Reproduce the listing below exactly, minus its pictures.

>> begin

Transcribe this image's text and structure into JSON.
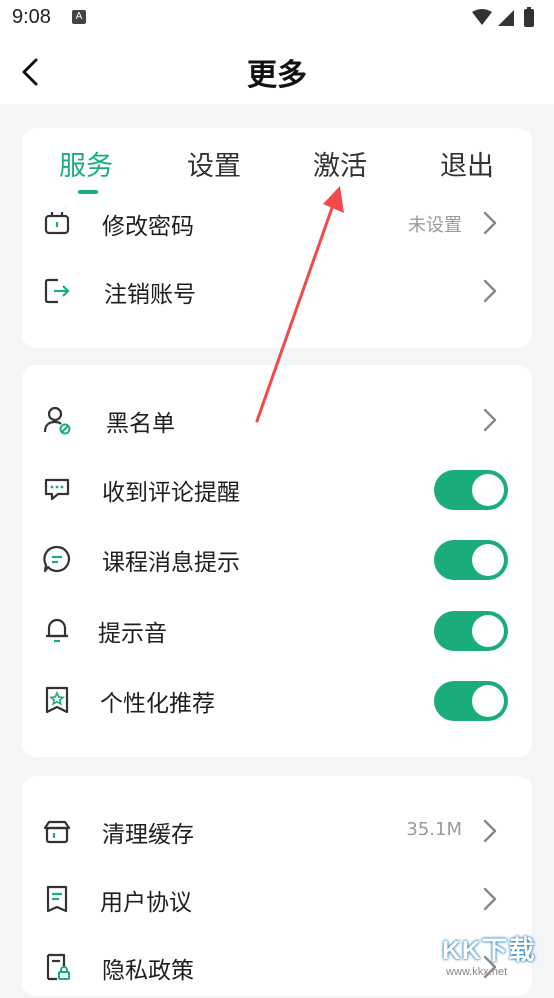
{
  "status_bar": {
    "time": "9:08",
    "notification_badge": "A"
  },
  "header": {
    "title": "更多"
  },
  "tabs": [
    {
      "label": "服务",
      "active": true
    },
    {
      "label": "设置",
      "active": false
    },
    {
      "label": "激活",
      "active": false
    },
    {
      "label": "退出",
      "active": false
    }
  ],
  "account_rows": [
    {
      "label": "修改密码",
      "value": "未设置",
      "icon": "phone-lock-icon"
    },
    {
      "label": "注销账号",
      "value": "",
      "icon": "logout-icon"
    }
  ],
  "notify_rows": [
    {
      "label": "黑名单",
      "icon": "user-block-icon",
      "type": "link"
    },
    {
      "label": "收到评论提醒",
      "icon": "comment-icon",
      "type": "toggle",
      "on": true
    },
    {
      "label": "课程消息提示",
      "icon": "message-icon",
      "type": "toggle",
      "on": true
    },
    {
      "label": "提示音",
      "icon": "bell-icon",
      "type": "toggle",
      "on": true
    },
    {
      "label": "个性化推荐",
      "icon": "star-bookmark-icon",
      "type": "toggle",
      "on": true
    }
  ],
  "misc_rows": [
    {
      "label": "清理缓存",
      "value": "35.1M",
      "icon": "broom-icon"
    },
    {
      "label": "用户协议",
      "value": "",
      "icon": "document-icon"
    },
    {
      "label": "隐私政策",
      "value": "",
      "icon": "privacy-icon"
    }
  ],
  "watermark": {
    "text": "KK下载",
    "sub": "www.kkx.net"
  },
  "colors": {
    "accent": "#1aad7b",
    "arrow": "#f04a4a"
  }
}
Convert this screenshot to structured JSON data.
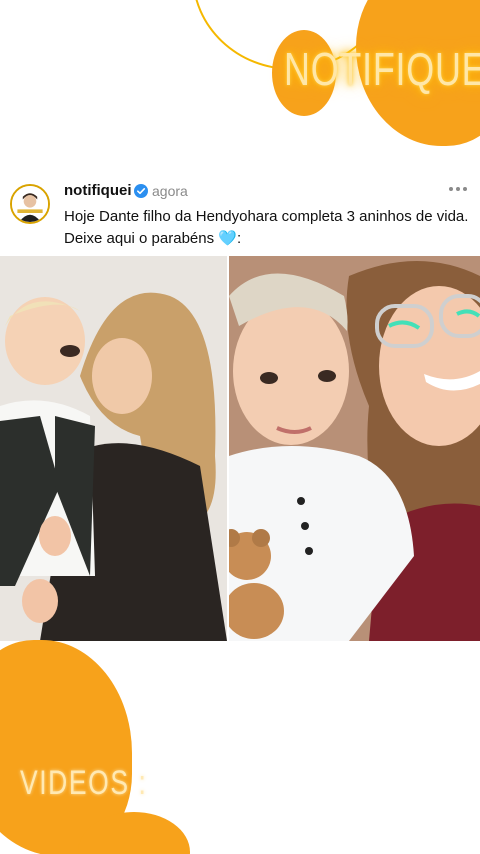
{
  "brand": {
    "logo_text": "NOTIFIQUEI"
  },
  "post": {
    "username": "notifiquei",
    "verified": true,
    "timestamp": "agora",
    "caption": "Hoje Dante filho da Hendyohara completa 3 aninhos de vida. Deixe aqui o parabéns 🩵:",
    "images": [
      {
        "name": "mother-holding-baby-photo"
      },
      {
        "name": "girl-with-child-and-teddy-photo"
      }
    ]
  },
  "footer": {
    "section_label": "VIDEOS :"
  },
  "colors": {
    "accent_orange": "#f7a21b",
    "accent_yellow": "#f5b800",
    "verified_blue": "#2b8ff0",
    "muted_text": "#8a8a8a"
  }
}
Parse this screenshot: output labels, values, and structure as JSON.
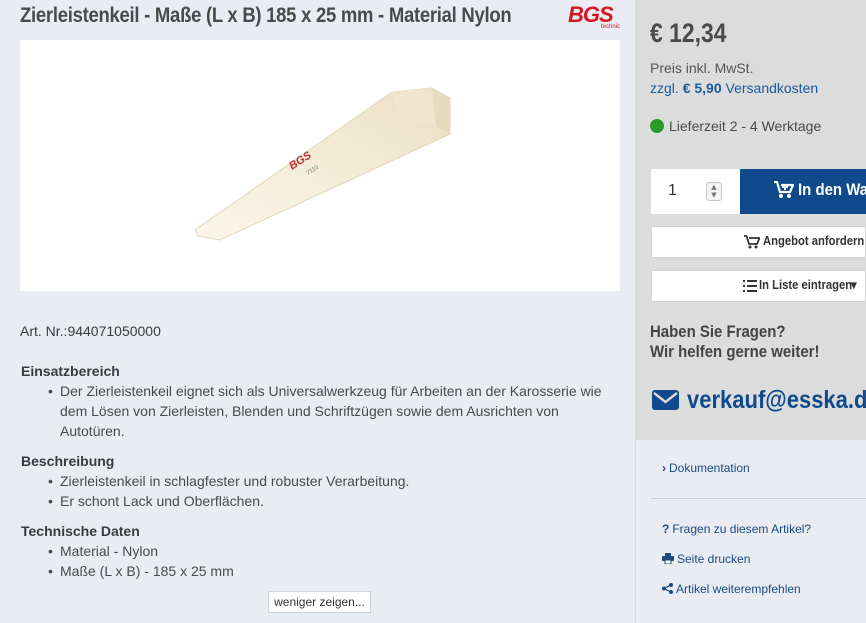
{
  "product": {
    "title": "Zierleistenkeil - Maße (L x B) 185 x 25 mm - Material Nylon",
    "brand_logo": "BGS",
    "brand_sub": "technic",
    "wedge_print": "BGS",
    "wedge_number": "7110",
    "article_number": "Art. Nr.:944071050000"
  },
  "sections": [
    {
      "heading": "Einsatzbereich",
      "bullets": [
        "Der Zierleistenkeil eignet sich als Universalwerkzeug für Arbeiten an der Karosserie wie dem Lösen von Zierleisten, Blenden und Schriftzügen sowie dem Ausrichten von Autotüren."
      ]
    },
    {
      "heading": "Beschreibung",
      "bullets": [
        "Zierleistenkeil in schlagfester und robuster Verarbeitung.",
        "Er schont Lack und Oberflächen."
      ]
    },
    {
      "heading": "Technische Daten",
      "bullets": [
        "Material - Nylon",
        "Maße (L x B) - 185 x 25 mm"
      ]
    }
  ],
  "show_less_label": "weniger zeigen...",
  "buybox": {
    "price": "€ 12,34",
    "vat_note": "Preis inkl. MwSt.",
    "shipping_prefix": "zzgl.",
    "shipping_amount": "€ 5,90",
    "shipping_link": "Versandkosten",
    "delivery": "Lieferzeit 2 - 4 Werktage",
    "delivery_color": "#2a9a2a",
    "quantity": "1",
    "cart_label": "In den Warenkorb",
    "quote_label": "Angebot anfordern",
    "list_label": "In Liste eintragen",
    "accent_color": "#114a8c"
  },
  "contact": {
    "question_line1": "Haben Sie Fragen?",
    "question_line2": "Wir helfen gerne weiter!",
    "email": "verkauf@esska.de"
  },
  "links": {
    "documentation": "Dokumentation",
    "question": "Fragen zu diesem Artikel?",
    "print": "Seite drucken",
    "recommend": "Artikel weiterempfehlen"
  }
}
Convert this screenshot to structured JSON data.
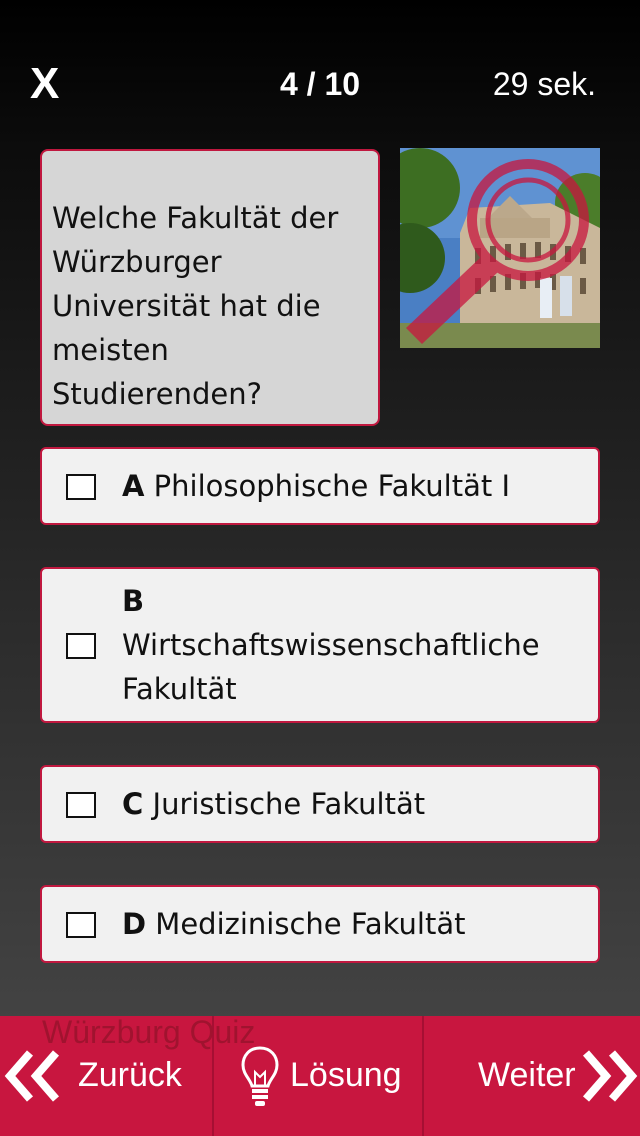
{
  "header": {
    "close_label": "X",
    "progress": "4 / 10",
    "timer": "29 sek."
  },
  "question": {
    "text": "Welche Fakultät der Würzburger Universität hat die meisten Studierenden?"
  },
  "answers": [
    {
      "letter": "A",
      "text": "Philosophische Fakultät I"
    },
    {
      "letter": "B",
      "text": "Wirtschaftswissenschaftliche Fakultät"
    },
    {
      "letter": "C",
      "text": "Juristische Fakultät"
    },
    {
      "letter": "D",
      "text": "Medizinische Fakultät"
    }
  ],
  "footer": {
    "watermark": "Würzburg Quiz",
    "back_label": "Zurück",
    "hint_label": "Lösung",
    "next_label": "Weiter"
  },
  "colors": {
    "accent": "#c8163f",
    "question_bg": "#d6d6d6",
    "answer_bg": "#f1f1f1"
  }
}
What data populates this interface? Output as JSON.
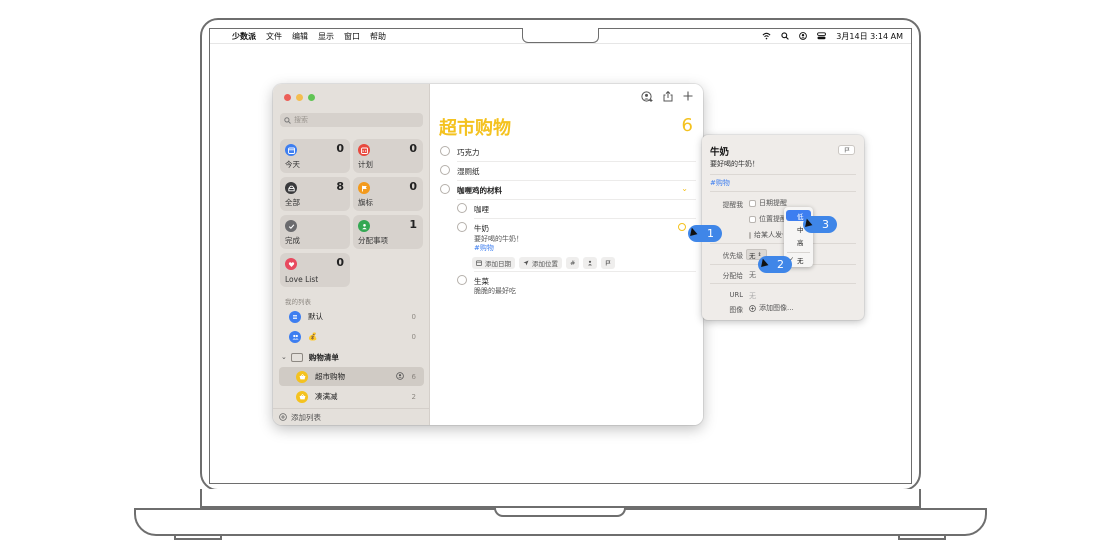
{
  "menubar": {
    "app_name": "少数派",
    "menus": [
      "文件",
      "编辑",
      "显示",
      "窗口",
      "帮助"
    ],
    "datetime": "3月14日 3:14 AM"
  },
  "sidebar": {
    "search_placeholder": "搜索",
    "smart_lists": [
      {
        "label": "今天",
        "count": "0",
        "icon": "calendar-icon",
        "color": "#3d7ef0"
      },
      {
        "label": "计划",
        "count": "0",
        "icon": "calendar-grid-icon",
        "color": "#e84a3f"
      },
      {
        "label": "全部",
        "count": "8",
        "icon": "tray-icon",
        "color": "#3a3a3c"
      },
      {
        "label": "旗标",
        "count": "0",
        "icon": "flag-icon",
        "color": "#f39a1c"
      },
      {
        "label": "完成",
        "count": "",
        "icon": "checkmark-icon",
        "color": "#6b6b6e"
      },
      {
        "label": "分配事项",
        "count": "1",
        "icon": "person-icon",
        "color": "#34a853"
      },
      {
        "label": "Love List",
        "count": "0",
        "icon": "heart-icon",
        "color": "#e84a5f"
      }
    ],
    "section_title": "我的列表",
    "lists": [
      {
        "label": "默认",
        "count": "0",
        "color": "#3d7ef0"
      },
      {
        "label": "💰",
        "count": "0",
        "color": "#3d7ef0"
      }
    ],
    "group": {
      "label": "购物清单"
    },
    "group_lists": [
      {
        "label": "超市购物",
        "count": "6",
        "color": "#f4c21f"
      },
      {
        "label": "凑满减",
        "count": "2",
        "color": "#f4c21f"
      }
    ],
    "add_list_label": "添加列表"
  },
  "main": {
    "title": "超市购物",
    "count": "6",
    "tasks": [
      {
        "title": "巧克力"
      },
      {
        "title": "湿厕纸"
      },
      {
        "title": "咖喱鸡的材料"
      }
    ],
    "subtasks": [
      {
        "title": "咖哩"
      },
      {
        "title": "牛奶",
        "note": "要好喝的牛奶！",
        "tag": "#购物"
      },
      {
        "title": "生菜",
        "note": "脆脆的最好吃"
      }
    ],
    "chips": {
      "add_date": "添加日期",
      "add_location": "添加位置",
      "hash": "#"
    }
  },
  "popover": {
    "title": "牛奶",
    "note": "要好喝的牛奶！",
    "tag": "#购物",
    "remind_label": "提醒我",
    "remind_options": [
      "日期提醒",
      "位置提醒",
      "给某人发信息时"
    ],
    "priority_label": "优先级",
    "priority_value": "无",
    "assign_label": "分配给",
    "assign_value": "无",
    "url_label": "URL",
    "url_value": "无",
    "image_label": "图像",
    "add_image": "添加图像..."
  },
  "priority_menu": {
    "items": [
      "低",
      "中",
      "高"
    ],
    "none_item": "无"
  },
  "callouts": [
    "1",
    "2",
    "3"
  ]
}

>> end

- **OUTPUT OF THE TASK**:
Transcribe this image's text and structure into JSON.
{
  "status_bar": {
    "time": "9:08",
    "notification_badge": "A"
  },
  "header": {
    "title": "更多"
  },
  "tabs": [
    {
      "label": "服务",
      "active": true
    },
    {
      "label": "设置",
      "active": false
    },
    {
      "label": "激活",
      "active": false
    },
    {
      "label": "退出",
      "active": false
    }
  ],
  "account_rows": [
    {
      "label": "修改密码",
      "value": "未设置",
      "icon": "phone-lock-icon"
    },
    {
      "label": "注销账号",
      "value": "",
      "icon": "logout-icon"
    }
  ],
  "notify_rows": [
    {
      "label": "黑名单",
      "icon": "user-block-icon",
      "type": "link"
    },
    {
      "label": "收到评论提醒",
      "icon": "comment-icon",
      "type": "toggle",
      "on": true
    },
    {
      "label": "课程消息提示",
      "icon": "message-icon",
      "type": "toggle",
      "on": true
    },
    {
      "label": "提示音",
      "icon": "bell-icon",
      "type": "toggle",
      "on": true
    },
    {
      "label": "个性化推荐",
      "icon": "star-bookmark-icon",
      "type": "toggle",
      "on": true
    }
  ],
  "misc_rows": [
    {
      "label": "清理缓存",
      "value": "35.1M",
      "icon": "broom-icon"
    },
    {
      "label": "用户协议",
      "value": "",
      "icon": "document-icon"
    },
    {
      "label": "隐私政策",
      "value": "",
      "icon": "privacy-icon"
    }
  ],
  "watermark": {
    "text": "KK下载",
    "sub": "www.kkx.net"
  },
  "colors": {
    "accent": "#1aad7b",
    "arrow": "#f04a4a"
  }
}
Convert this screenshot to structured JSON data.
{
  "brand": {
    "logo_text": "NOTIFIQUEI"
  },
  "post": {
    "username": "notifiquei",
    "verified": true,
    "timestamp": "agora",
    "caption": "Hoje Dante filho da Hendyohara completa 3 aninhos de vida. Deixe aqui o parabéns 🩵:",
    "images": [
      {
        "name": "mother-holding-baby-photo"
      },
      {
        "name": "girl-with-child-and-teddy-photo"
      }
    ]
  },
  "footer": {
    "section_label": "VIDEOS :"
  },
  "colors": {
    "accent_orange": "#f7a21b",
    "accent_yellow": "#f5b800",
    "verified_blue": "#2b8ff0",
    "muted_text": "#8a8a8a"
  }
}
Parse this screenshot: output labels, values, and structure as JSON.
{
  "product": {
    "title": "Zierleistenkeil - Maße (L x B) 185 x 25 mm - Material Nylon",
    "brand_logo": "BGS",
    "brand_sub": "technic",
    "wedge_print": "BGS",
    "wedge_number": "7110",
    "article_number": "Art. Nr.:944071050000"
  },
  "sections": [
    {
      "heading": "Einsatzbereich",
      "bullets": [
        "Der Zierleistenkeil eignet sich als Universalwerkzeug für Arbeiten an der Karosserie wie dem Lösen von Zierleisten, Blenden und Schriftzügen sowie dem Ausrichten von Autotüren."
      ]
    },
    {
      "heading": "Beschreibung",
      "bullets": [
        "Zierleistenkeil in schlagfester und robuster Verarbeitung.",
        "Er schont Lack und Oberflächen."
      ]
    },
    {
      "heading": "Technische Daten",
      "bullets": [
        "Material - Nylon",
        "Maße (L x B) - 185 x 25 mm"
      ]
    }
  ],
  "show_less_label": "weniger zeigen...",
  "buybox": {
    "price": "€ 12,34",
    "vat_note": "Preis inkl. MwSt.",
    "shipping_prefix": "zzgl.",
    "shipping_amount": "€ 5,90",
    "shipping_link": "Versandkosten",
    "delivery": "Lieferzeit 2 - 4 Werktage",
    "delivery_color": "#2a9a2a",
    "quantity": "1",
    "cart_label": "In den Warenkorb",
    "quote_label": "Angebot anfordern",
    "list_label": "In Liste eintragen",
    "accent_color": "#114a8c"
  },
  "contact": {
    "question_line1": "Haben Sie Fragen?",
    "question_line2": "Wir helfen gerne weiter!",
    "email": "verkauf@esska.de"
  },
  "links": {
    "documentation": "Dokumentation",
    "question": "Fragen zu diesem Artikel?",
    "print": "Seite drucken",
    "recommend": "Artikel weiterempfehlen"
  }
}
Convert this screenshot to structured JSON data.
{
  "header": {
    "close_label": "X",
    "progress": "4 / 10",
    "timer": "29 sek."
  },
  "question": {
    "text": "Welche Fakultät der Würzburger Universität hat die meisten Studierenden?"
  },
  "answers": [
    {
      "letter": "A",
      "text": "Philosophische Fakultät I"
    },
    {
      "letter": "B",
      "text": "Wirtschaftswissenschaftliche Fakultät"
    },
    {
      "letter": "C",
      "text": "Juristische Fakultät"
    },
    {
      "letter": "D",
      "text": "Medizinische Fakultät"
    }
  ],
  "footer": {
    "watermark": "Würzburg Quiz",
    "back_label": "Zurück",
    "hint_label": "Lösung",
    "next_label": "Weiter"
  },
  "colors": {
    "accent": "#c8163f",
    "question_bg": "#d6d6d6",
    "answer_bg": "#f1f1f1"
  }
}
What data populates this interface? Output as JSON.
{
  "menubar": {
    "app_name": "少数派",
    "menus": [
      "文件",
      "编辑",
      "显示",
      "窗口",
      "帮助"
    ],
    "datetime": "3月14日 3:14 AM"
  },
  "sidebar": {
    "search_placeholder": "搜索",
    "smart_lists": [
      {
        "label": "今天",
        "count": "0",
        "icon": "calendar-icon",
        "color": "#3d7ef0"
      },
      {
        "label": "计划",
        "count": "0",
        "icon": "calendar-grid-icon",
        "color": "#e84a3f"
      },
      {
        "label": "全部",
        "count": "8",
        "icon": "tray-icon",
        "color": "#3a3a3c"
      },
      {
        "label": "旗标",
        "count": "0",
        "icon": "flag-icon",
        "color": "#f39a1c"
      },
      {
        "label": "完成",
        "count": "",
        "icon": "checkmark-icon",
        "color": "#6b6b6e"
      },
      {
        "label": "分配事项",
        "count": "1",
        "icon": "person-icon",
        "color": "#34a853"
      },
      {
        "label": "Love List",
        "count": "0",
        "icon": "heart-icon",
        "color": "#e84a5f"
      }
    ],
    "section_title": "我的列表",
    "lists": [
      {
        "label": "默认",
        "count": "0",
        "color": "#3d7ef0"
      },
      {
        "label": "💰",
        "count": "0",
        "color": "#3d7ef0"
      }
    ],
    "group": {
      "label": "购物清单"
    },
    "group_lists": [
      {
        "label": "超市购物",
        "count": "6",
        "color": "#f4c21f"
      },
      {
        "label": "凑满减",
        "count": "2",
        "color": "#f4c21f"
      }
    ],
    "add_list_label": "添加列表"
  },
  "main": {
    "title": "超市购物",
    "count": "6",
    "tasks": [
      {
        "title": "巧克力"
      },
      {
        "title": "湿厕纸"
      },
      {
        "title": "咖喱鸡的材料"
      }
    ],
    "subtasks": [
      {
        "title": "咖哩"
      },
      {
        "title": "牛奶",
        "note": "要好喝的牛奶！",
        "tag": "#购物"
      },
      {
        "title": "生菜",
        "note": "脆脆的最好吃"
      }
    ],
    "chips": {
      "add_date": "添加日期",
      "add_location": "添加位置",
      "hash": "#"
    }
  },
  "popover": {
    "title": "牛奶",
    "note": "要好喝的牛奶！",
    "tag": "#购物",
    "remind_label": "提醒我",
    "remind_options": [
      "日期提醒",
      "位置提醒",
      "给某人发信息时"
    ],
    "priority_label": "优先级",
    "priority_value": "无",
    "assign_label": "分配给",
    "assign_value": "无",
    "url_label": "URL",
    "url_value": "无",
    "image_label": "图像",
    "add_image": "添加图像..."
  },
  "priority_menu": {
    "items": [
      "低",
      "中",
      "高"
    ],
    "none_item": "无"
  },
  "callouts": [
    "1",
    "2",
    "3"
  ]
}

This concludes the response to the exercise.